[Dataset records]
# # #

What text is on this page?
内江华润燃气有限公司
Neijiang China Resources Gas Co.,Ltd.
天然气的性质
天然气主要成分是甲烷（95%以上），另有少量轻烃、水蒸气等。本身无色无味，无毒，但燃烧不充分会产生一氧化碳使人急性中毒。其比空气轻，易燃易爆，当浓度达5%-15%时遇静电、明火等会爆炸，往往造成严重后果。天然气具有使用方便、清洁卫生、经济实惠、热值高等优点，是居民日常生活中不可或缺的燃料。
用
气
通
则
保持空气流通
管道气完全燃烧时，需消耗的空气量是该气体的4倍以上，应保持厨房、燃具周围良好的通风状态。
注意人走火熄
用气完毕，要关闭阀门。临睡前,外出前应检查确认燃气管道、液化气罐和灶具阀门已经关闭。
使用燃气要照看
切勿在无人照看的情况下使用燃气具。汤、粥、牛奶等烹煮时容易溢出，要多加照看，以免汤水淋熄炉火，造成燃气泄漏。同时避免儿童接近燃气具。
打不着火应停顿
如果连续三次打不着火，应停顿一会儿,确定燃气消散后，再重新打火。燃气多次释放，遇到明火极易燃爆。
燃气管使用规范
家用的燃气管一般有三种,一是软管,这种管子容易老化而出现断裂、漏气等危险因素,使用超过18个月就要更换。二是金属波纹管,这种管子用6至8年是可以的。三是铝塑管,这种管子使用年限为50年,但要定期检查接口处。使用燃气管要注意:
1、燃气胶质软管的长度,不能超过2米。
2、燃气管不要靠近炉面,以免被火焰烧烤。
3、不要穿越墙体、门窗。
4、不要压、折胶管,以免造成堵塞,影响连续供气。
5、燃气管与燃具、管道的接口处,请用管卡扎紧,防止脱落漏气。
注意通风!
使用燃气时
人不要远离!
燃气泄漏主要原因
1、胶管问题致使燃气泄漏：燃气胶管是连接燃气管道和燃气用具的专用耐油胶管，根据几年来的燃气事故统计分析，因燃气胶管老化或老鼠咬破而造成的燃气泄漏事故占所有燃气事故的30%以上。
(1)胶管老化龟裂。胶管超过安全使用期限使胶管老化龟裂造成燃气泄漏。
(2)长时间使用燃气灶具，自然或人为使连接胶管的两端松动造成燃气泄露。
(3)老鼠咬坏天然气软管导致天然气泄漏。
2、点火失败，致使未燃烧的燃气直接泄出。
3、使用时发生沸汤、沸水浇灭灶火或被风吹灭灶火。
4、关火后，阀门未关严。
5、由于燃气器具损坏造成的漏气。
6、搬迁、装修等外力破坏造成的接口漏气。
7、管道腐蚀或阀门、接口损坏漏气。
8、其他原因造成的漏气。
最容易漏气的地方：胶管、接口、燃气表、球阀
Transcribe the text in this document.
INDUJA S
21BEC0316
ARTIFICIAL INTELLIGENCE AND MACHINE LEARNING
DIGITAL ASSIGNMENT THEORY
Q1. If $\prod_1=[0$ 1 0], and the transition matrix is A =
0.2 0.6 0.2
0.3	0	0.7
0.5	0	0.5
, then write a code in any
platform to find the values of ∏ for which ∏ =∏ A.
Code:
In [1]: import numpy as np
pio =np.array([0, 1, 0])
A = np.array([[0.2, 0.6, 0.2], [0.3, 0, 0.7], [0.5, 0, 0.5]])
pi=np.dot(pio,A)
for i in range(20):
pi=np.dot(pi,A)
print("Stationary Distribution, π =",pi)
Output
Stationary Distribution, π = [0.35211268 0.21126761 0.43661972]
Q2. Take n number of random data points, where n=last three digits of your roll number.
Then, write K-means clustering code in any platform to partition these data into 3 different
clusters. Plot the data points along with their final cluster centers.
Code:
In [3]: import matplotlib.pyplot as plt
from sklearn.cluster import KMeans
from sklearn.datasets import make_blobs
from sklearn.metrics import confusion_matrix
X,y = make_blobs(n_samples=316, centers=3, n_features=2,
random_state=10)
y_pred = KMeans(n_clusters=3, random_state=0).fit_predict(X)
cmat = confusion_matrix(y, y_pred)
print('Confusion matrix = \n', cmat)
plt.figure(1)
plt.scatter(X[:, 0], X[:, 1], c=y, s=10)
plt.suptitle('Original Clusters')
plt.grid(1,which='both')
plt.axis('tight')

# # #

_Task statement_. Repeat only the lines from the one holding "Transcribe the text in this document." through the last line of the data.

_Solution_.
Transcribe the text in this document.
INDUJA S
21BEC0316
ARTIFICIAL INTELLIGENCE AND MACHINE LEARNING
DIGITAL ASSIGNMENT THEORY
Q1. If $\prod_1=[0$ 1 0], and the transition matrix is A =
0.2 0.6 0.2
0.3	0	0.7
0.5	0	0.5
, then write a code in any
platform to find the values of ∏ for which ∏ =∏ A.
Code:
In [1]: import numpy as np
pio =np.array([0, 1, 0])
A = np.array([[0.2, 0.6, 0.2], [0.3, 0, 0.7], [0.5, 0, 0.5]])
pi=np.dot(pio,A)
for i in range(20):
pi=np.dot(pi,A)
print("Stationary Distribution, π =",pi)
Output
Stationary Distribution, π = [0.35211268 0.21126761 0.43661972]
Q2. Take n number of random data points, where n=last three digits of your roll number.
Then, write K-means clustering code in any platform to partition these data into 3 different
clusters. Plot the data points along with their final cluster centers.
Code:
In [3]: import matplotlib.pyplot as plt
from sklearn.cluster import KMeans
from sklearn.datasets import make_blobs
from sklearn.metrics import confusion_matrix
X,y = make_blobs(n_samples=316, centers=3, n_features=2,
random_state=10)
y_pred = KMeans(n_clusters=3, random_state=0).fit_predict(X)
cmat = confusion_matrix(y, y_pred)
print('Confusion matrix = \n', cmat)
plt.figure(1)
plt.scatter(X[:, 0], X[:, 1], c=y, s=10)
plt.suptitle('Original Clusters')
plt.grid(1,which='both')
plt.axis('tight')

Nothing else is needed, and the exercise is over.